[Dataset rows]
----

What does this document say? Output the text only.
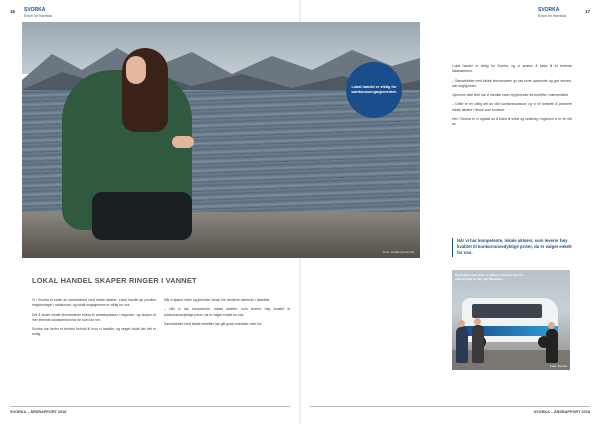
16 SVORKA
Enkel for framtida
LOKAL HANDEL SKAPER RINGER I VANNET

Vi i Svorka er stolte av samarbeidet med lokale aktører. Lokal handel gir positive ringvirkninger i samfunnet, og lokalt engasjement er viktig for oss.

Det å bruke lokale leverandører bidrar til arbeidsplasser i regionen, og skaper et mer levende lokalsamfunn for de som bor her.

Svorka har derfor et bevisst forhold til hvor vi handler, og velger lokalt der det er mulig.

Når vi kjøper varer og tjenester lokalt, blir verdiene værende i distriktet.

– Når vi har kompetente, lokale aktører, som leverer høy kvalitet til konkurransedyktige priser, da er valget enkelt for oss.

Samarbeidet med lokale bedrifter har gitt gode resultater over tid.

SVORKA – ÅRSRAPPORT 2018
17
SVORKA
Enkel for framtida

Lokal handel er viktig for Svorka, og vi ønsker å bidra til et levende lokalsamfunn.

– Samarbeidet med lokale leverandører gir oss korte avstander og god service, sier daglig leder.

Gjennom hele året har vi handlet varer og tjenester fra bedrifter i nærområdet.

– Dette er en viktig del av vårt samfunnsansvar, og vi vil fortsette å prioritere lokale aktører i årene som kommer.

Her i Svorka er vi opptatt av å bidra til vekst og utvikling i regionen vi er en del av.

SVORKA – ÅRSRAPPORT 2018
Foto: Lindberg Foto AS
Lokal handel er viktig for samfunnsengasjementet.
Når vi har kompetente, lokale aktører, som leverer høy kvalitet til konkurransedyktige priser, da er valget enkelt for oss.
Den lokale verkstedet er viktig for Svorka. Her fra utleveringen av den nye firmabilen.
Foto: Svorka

----

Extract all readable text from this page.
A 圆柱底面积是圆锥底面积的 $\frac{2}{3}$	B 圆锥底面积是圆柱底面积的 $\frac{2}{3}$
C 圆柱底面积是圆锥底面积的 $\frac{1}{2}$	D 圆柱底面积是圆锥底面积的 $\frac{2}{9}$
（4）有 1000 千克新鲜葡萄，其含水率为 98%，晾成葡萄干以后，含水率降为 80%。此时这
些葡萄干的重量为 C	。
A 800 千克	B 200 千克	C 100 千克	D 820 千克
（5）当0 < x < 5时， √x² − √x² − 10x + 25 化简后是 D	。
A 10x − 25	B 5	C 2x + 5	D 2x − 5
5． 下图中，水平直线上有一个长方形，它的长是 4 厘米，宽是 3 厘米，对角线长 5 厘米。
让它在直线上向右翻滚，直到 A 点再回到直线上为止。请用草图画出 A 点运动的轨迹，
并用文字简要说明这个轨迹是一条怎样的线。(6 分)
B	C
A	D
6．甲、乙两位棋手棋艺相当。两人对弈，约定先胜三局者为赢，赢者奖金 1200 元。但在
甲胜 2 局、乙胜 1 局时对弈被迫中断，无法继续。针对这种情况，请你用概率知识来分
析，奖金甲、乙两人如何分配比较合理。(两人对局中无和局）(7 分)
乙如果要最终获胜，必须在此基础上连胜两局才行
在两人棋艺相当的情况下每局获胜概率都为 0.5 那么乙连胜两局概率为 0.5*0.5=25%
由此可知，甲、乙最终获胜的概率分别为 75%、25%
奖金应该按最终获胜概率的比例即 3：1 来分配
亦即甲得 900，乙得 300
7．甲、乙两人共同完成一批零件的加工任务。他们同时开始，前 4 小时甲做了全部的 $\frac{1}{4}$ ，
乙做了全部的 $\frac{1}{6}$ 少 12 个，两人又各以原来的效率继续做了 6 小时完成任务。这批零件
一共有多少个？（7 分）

----

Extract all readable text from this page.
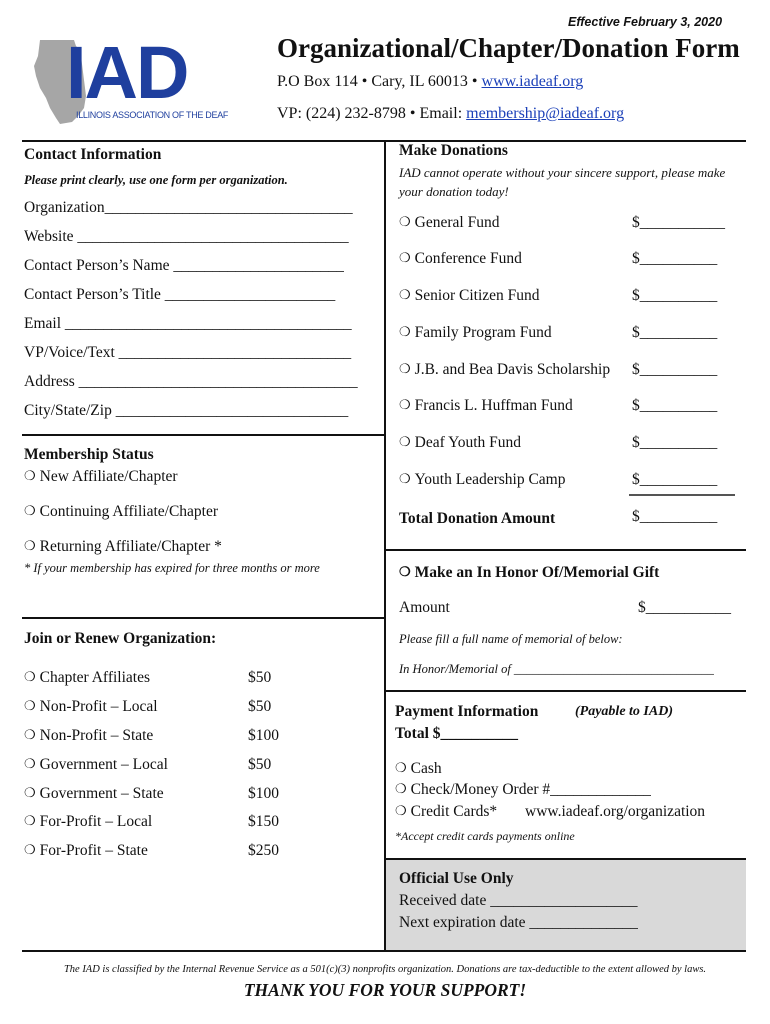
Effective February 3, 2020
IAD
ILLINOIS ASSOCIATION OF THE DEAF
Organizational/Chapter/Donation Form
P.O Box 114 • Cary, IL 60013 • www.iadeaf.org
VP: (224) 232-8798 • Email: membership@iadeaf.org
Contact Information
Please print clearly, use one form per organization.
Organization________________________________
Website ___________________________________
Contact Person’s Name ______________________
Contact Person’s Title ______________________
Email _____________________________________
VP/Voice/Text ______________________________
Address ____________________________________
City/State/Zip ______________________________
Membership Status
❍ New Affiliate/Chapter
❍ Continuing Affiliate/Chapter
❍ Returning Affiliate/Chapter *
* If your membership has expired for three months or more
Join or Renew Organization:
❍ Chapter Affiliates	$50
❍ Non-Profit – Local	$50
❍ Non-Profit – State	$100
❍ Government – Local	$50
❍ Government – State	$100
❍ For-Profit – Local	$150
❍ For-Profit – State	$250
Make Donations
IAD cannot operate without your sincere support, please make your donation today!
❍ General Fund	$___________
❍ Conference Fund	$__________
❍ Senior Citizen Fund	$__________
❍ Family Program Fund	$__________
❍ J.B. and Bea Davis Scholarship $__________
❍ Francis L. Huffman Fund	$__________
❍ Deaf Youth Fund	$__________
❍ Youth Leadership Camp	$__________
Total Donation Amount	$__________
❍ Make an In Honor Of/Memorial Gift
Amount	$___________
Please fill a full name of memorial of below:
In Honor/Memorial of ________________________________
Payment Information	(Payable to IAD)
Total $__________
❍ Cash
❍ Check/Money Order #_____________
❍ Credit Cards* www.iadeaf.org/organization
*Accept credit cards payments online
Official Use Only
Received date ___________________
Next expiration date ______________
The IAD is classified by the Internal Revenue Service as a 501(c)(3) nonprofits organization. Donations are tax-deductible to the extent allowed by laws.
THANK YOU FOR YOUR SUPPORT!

----

INSTRUCTIONS FOR THE TASK> Among the lines of the data, identify those with the word "Information". Copy each of them.

OUTPUT OF THE EXERCISE>
Contact Information
Payment Information	(Payable to IAD)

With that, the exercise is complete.